Start of ENTRIES

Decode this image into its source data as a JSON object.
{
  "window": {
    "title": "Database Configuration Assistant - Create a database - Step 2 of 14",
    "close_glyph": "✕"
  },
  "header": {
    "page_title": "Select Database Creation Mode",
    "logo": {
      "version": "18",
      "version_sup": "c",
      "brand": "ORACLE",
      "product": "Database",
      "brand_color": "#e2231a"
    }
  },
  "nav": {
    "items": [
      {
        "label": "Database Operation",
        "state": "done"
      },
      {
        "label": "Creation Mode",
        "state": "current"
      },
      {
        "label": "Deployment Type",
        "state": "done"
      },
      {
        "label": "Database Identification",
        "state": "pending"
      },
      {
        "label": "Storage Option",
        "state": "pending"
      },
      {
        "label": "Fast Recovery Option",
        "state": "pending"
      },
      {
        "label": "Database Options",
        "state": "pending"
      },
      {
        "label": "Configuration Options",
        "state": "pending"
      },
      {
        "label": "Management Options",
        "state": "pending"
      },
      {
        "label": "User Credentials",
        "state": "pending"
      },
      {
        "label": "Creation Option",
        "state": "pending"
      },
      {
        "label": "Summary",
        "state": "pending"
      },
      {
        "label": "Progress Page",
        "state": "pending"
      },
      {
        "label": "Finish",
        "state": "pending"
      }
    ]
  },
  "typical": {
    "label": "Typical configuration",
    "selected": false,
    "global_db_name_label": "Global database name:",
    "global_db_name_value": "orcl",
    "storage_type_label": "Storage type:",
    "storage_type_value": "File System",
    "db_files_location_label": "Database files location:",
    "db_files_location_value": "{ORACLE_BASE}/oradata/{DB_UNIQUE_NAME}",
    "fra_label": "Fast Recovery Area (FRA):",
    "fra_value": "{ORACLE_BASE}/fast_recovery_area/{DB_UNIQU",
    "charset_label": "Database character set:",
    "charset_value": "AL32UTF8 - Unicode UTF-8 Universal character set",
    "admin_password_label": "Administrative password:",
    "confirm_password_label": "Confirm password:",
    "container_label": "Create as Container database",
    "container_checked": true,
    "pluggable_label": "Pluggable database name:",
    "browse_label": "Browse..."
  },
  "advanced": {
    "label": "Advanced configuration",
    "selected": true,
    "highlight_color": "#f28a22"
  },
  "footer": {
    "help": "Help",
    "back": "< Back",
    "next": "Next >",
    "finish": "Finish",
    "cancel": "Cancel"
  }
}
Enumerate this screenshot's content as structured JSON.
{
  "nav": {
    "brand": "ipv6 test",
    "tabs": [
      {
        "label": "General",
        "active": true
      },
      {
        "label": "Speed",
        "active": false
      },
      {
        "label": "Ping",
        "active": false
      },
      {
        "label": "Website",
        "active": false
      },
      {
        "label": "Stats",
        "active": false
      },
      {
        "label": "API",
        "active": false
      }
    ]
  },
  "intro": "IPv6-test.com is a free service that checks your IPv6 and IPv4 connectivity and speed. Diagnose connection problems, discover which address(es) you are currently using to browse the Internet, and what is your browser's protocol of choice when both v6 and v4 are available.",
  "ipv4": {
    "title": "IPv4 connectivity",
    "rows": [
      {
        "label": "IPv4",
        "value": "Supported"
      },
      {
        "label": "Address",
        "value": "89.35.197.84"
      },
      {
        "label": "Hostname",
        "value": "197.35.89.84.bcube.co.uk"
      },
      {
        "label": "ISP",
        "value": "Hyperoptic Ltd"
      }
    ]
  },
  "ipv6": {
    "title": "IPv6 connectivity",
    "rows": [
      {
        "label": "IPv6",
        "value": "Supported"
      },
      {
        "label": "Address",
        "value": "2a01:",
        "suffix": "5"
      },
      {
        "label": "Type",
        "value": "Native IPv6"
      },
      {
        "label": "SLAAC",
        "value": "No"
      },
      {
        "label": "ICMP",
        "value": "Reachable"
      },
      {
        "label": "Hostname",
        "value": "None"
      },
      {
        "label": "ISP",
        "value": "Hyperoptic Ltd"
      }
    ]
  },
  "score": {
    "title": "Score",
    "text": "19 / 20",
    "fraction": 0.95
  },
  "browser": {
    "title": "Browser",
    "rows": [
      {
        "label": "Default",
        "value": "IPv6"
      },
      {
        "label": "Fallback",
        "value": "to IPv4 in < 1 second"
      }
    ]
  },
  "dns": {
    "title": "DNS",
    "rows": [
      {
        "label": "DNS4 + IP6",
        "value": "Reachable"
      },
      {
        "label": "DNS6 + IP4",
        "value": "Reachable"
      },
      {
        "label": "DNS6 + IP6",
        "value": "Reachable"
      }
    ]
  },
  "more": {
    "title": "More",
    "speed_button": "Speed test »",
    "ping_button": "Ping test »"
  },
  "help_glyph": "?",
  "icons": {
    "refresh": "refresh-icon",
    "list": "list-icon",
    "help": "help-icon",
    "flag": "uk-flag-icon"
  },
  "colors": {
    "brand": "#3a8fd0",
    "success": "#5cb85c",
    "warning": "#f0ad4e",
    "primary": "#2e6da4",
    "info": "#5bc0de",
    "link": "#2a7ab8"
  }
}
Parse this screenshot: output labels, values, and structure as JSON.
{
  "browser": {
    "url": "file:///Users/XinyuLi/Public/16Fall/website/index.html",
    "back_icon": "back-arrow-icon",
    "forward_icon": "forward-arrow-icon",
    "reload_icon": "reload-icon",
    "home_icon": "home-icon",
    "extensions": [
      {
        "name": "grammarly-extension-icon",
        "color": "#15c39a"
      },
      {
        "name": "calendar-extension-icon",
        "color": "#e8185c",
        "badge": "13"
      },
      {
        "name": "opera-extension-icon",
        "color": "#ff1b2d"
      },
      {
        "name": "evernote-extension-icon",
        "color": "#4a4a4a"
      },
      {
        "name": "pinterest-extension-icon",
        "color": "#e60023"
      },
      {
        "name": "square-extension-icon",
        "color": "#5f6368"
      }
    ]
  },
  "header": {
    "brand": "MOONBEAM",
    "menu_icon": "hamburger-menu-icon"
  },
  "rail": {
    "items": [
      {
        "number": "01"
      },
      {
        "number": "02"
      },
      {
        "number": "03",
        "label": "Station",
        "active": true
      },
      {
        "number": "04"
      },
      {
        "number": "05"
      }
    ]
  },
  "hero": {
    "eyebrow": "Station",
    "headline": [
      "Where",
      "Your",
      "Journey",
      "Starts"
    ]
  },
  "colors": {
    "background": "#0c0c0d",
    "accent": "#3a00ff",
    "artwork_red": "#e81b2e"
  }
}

End of ENTRIES

**WHAT THIS TASK INVOLVES:** Reproduce the material exactly, with every line intact.

**ANSWER TO THE PROBLEM:**
Decode this image into its source data as a JSON object.
{
  "window": {
    "title": "Database Configuration Assistant - Create a database - Step 2 of 14",
    "close_glyph": "✕"
  },
  "header": {
    "page_title": "Select Database Creation Mode",
    "logo": {
      "version": "18",
      "version_sup": "c",
      "brand": "ORACLE",
      "product": "Database",
      "brand_color": "#e2231a"
    }
  },
  "nav": {
    "items": [
      {
        "label": "Database Operation",
        "state": "done"
      },
      {
        "label": "Creation Mode",
        "state": "current"
      },
      {
        "label": "Deployment Type",
        "state": "done"
      },
      {
        "label": "Database Identification",
        "state": "pending"
      },
      {
        "label": "Storage Option",
        "state": "pending"
      },
      {
        "label": "Fast Recovery Option",
        "state": "pending"
      },
      {
        "label": "Database Options",
        "state": "pending"
      },
      {
        "label": "Configuration Options",
        "state": "pending"
      },
      {
        "label": "Management Options",
        "state": "pending"
      },
      {
        "label": "User Credentials",
        "state": "pending"
      },
      {
        "label": "Creation Option",
        "state": "pending"
      },
      {
        "label": "Summary",
        "state": "pending"
      },
      {
        "label": "Progress Page",
        "state": "pending"
      },
      {
        "label": "Finish",
        "state": "pending"
      }
    ]
  },
  "typical": {
    "label": "Typical configuration",
    "selected": false,
    "global_db_name_label": "Global database name:",
    "global_db_name_value": "orcl",
    "storage_type_label": "Storage type:",
    "storage_type_value": "File System",
    "db_files_location_label": "Database files location:",
    "db_files_location_value": "{ORACLE_BASE}/oradata/{DB_UNIQUE_NAME}",
    "fra_label": "Fast Recovery Area (FRA):",
    "fra_value": "{ORACLE_BASE}/fast_recovery_area/{DB_UNIQU",
    "charset_label": "Database character set:",
    "charset_value": "AL32UTF8 - Unicode UTF-8 Universal character set",
    "admin_password_label": "Administrative password:",
    "confirm_password_label": "Confirm password:",
    "container_label": "Create as Container database",
    "container_checked": true,
    "pluggable_label": "Pluggable database name:",
    "browse_label": "Browse..."
  },
  "advanced": {
    "label": "Advanced configuration",
    "selected": true,
    "highlight_color": "#f28a22"
  },
  "footer": {
    "help": "Help",
    "back": "< Back",
    "next": "Next >",
    "finish": "Finish",
    "cancel": "Cancel"
  }
}
Enumerate this screenshot's content as structured JSON.
{
  "nav": {
    "brand": "ipv6 test",
    "tabs": [
      {
        "label": "General",
        "active": true
      },
      {
        "label": "Speed",
        "active": false
      },
      {
        "label": "Ping",
        "active": false
      },
      {
        "label": "Website",
        "active": false
      },
      {
        "label": "Stats",
        "active": false
      },
      {
        "label": "API",
        "active": false
      }
    ]
  },
  "intro": "IPv6-test.com is a free service that checks your IPv6 and IPv4 connectivity and speed. Diagnose connection problems, discover which address(es) you are currently using to browse the Internet, and what is your browser's protocol of choice when both v6 and v4 are available.",
  "ipv4": {
    "title": "IPv4 connectivity",
    "rows": [
      {
        "label": "IPv4",
        "value": "Supported"
      },
      {
        "label": "Address",
        "value": "89.35.197.84"
      },
      {
        "label": "Hostname",
        "value": "197.35.89.84.bcube.co.uk"
      },
      {
        "label": "ISP",
        "value": "Hyperoptic Ltd"
      }
    ]
  },
  "ipv6": {
    "title": "IPv6 connectivity",
    "rows": [
      {
        "label": "IPv6",
        "value": "Supported"
      },
      {
        "label": "Address",
        "value": "2a01:",
        "suffix": "5"
      },
      {
        "label": "Type",
        "value": "Native IPv6"
      },
      {
        "label": "SLAAC",
        "value": "No"
      },
      {
        "label": "ICMP",
        "value": "Reachable"
      },
      {
        "label": "Hostname",
        "value": "None"
      },
      {
        "label": "ISP",
        "value": "Hyperoptic Ltd"
      }
    ]
  },
  "score": {
    "title": "Score",
    "text": "19 / 20",
    "fraction": 0.95
  },
  "browser": {
    "title": "Browser",
    "rows": [
      {
        "label": "Default",
        "value": "IPv6"
      },
      {
        "label": "Fallback",
        "value": "to IPv4 in < 1 second"
      }
    ]
  },
  "dns": {
    "title": "DNS",
    "rows": [
      {
        "label": "DNS4 + IP6",
        "value": "Reachable"
      },
      {
        "label": "DNS6 + IP4",
        "value": "Reachable"
      },
      {
        "label": "DNS6 + IP6",
        "value": "Reachable"
      }
    ]
  },
  "more": {
    "title": "More",
    "speed_button": "Speed test »",
    "ping_button": "Ping test »"
  },
  "help_glyph": "?",
  "icons": {
    "refresh": "refresh-icon",
    "list": "list-icon",
    "help": "help-icon",
    "flag": "uk-flag-icon"
  },
  "colors": {
    "brand": "#3a8fd0",
    "success": "#5cb85c",
    "warning": "#f0ad4e",
    "primary": "#2e6da4",
    "info": "#5bc0de",
    "link": "#2a7ab8"
  }
}
Parse this screenshot: output labels, values, and structure as JSON.
{
  "browser": {
    "url": "file:///Users/XinyuLi/Public/16Fall/website/index.html",
    "back_icon": "back-arrow-icon",
    "forward_icon": "forward-arrow-icon",
    "reload_icon": "reload-icon",
    "home_icon": "home-icon",
    "extensions": [
      {
        "name": "grammarly-extension-icon",
        "color": "#15c39a"
      },
      {
        "name": "calendar-extension-icon",
        "color": "#e8185c",
        "badge": "13"
      },
      {
        "name": "opera-extension-icon",
        "color": "#ff1b2d"
      },
      {
        "name": "evernote-extension-icon",
        "color": "#4a4a4a"
      },
      {
        "name": "pinterest-extension-icon",
        "color": "#e60023"
      },
      {
        "name": "square-extension-icon",
        "color": "#5f6368"
      }
    ]
  },
  "header": {
    "brand": "MOONBEAM",
    "menu_icon": "hamburger-menu-icon"
  },
  "rail": {
    "items": [
      {
        "number": "01"
      },
      {
        "number": "02"
      },
      {
        "number": "03",
        "label": "Station",
        "active": true
      },
      {
        "number": "04"
      },
      {
        "number": "05"
      }
    ]
  },
  "hero": {
    "eyebrow": "Station",
    "headline": [
      "Where",
      "Your",
      "Journey",
      "Starts"
    ]
  },
  "colors": {
    "background": "#0c0c0d",
    "accent": "#3a00ff",
    "artwork_red": "#e81b2e"
  }
}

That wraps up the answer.